**STATED GOAL**
Check every line of the entries that follow, and copy the ones containing "many".
__________________________________________________
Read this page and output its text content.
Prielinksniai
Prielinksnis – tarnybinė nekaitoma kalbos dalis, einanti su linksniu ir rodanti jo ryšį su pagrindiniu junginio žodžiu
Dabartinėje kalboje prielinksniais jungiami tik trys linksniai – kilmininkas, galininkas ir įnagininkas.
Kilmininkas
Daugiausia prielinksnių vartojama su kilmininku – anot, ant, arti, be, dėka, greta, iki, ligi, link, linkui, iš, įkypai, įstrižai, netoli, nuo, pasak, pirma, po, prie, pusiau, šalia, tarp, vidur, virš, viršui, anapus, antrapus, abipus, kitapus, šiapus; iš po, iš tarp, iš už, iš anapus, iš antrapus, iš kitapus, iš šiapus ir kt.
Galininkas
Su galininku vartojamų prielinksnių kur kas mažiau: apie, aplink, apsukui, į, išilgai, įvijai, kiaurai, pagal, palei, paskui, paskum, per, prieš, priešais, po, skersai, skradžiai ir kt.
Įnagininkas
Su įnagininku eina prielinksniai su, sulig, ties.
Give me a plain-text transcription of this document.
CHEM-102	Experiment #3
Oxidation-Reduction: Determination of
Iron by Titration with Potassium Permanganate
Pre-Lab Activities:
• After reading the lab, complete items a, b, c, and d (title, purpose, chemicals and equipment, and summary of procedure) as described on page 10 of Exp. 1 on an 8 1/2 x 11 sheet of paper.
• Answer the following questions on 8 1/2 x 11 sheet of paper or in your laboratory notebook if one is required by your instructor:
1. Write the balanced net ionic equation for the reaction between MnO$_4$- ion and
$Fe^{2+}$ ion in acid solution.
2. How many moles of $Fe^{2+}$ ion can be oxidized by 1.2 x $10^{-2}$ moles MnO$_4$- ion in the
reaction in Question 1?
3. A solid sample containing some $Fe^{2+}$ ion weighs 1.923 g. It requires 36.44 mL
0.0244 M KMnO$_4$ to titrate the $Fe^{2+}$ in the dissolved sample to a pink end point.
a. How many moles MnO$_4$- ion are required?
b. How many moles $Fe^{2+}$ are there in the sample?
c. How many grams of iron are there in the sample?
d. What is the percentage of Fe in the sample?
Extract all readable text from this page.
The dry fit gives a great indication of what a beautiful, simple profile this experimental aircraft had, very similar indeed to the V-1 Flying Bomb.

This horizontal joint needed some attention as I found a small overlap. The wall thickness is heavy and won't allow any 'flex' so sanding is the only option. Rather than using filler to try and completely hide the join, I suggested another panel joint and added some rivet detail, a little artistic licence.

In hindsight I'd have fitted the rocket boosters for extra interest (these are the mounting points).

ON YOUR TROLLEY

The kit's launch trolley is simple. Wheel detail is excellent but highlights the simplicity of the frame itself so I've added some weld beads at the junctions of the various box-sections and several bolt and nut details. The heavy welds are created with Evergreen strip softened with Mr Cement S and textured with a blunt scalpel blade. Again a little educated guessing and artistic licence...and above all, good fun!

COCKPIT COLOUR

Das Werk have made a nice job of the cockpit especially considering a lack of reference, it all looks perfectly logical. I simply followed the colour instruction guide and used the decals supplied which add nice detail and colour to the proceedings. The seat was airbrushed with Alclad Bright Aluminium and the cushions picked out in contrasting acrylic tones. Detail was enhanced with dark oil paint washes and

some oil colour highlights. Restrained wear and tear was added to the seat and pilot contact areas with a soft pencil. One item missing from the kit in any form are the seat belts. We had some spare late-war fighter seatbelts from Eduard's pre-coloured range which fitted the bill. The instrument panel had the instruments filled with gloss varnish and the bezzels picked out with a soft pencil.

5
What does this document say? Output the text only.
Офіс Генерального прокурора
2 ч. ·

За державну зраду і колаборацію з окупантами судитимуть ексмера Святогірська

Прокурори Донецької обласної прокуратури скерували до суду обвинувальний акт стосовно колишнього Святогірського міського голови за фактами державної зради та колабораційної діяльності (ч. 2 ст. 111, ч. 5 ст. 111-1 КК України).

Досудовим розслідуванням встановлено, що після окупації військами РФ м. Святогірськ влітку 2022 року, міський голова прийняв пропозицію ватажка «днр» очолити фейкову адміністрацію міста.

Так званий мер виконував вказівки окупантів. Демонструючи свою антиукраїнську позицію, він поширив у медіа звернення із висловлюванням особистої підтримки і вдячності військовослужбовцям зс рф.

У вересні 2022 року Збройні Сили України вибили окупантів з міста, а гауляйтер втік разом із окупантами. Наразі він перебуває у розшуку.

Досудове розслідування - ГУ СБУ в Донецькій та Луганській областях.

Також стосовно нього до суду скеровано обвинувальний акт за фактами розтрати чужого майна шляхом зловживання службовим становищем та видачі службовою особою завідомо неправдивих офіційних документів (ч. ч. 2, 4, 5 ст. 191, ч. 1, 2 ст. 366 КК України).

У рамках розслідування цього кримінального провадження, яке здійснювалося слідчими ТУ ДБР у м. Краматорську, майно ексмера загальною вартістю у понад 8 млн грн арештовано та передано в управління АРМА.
__________________________________________________
**EXPECTED OUTPUT**
2. How many moles of $Fe^{2+}$ ion can be oxidized by 1.2 x $10^{-2}$ moles MnO$_4$- ion in the
a. How many moles MnO$_4$- ion are required?
b. How many moles $Fe^{2+}$ are there in the sample?
c. How many grams of iron are there in the sample?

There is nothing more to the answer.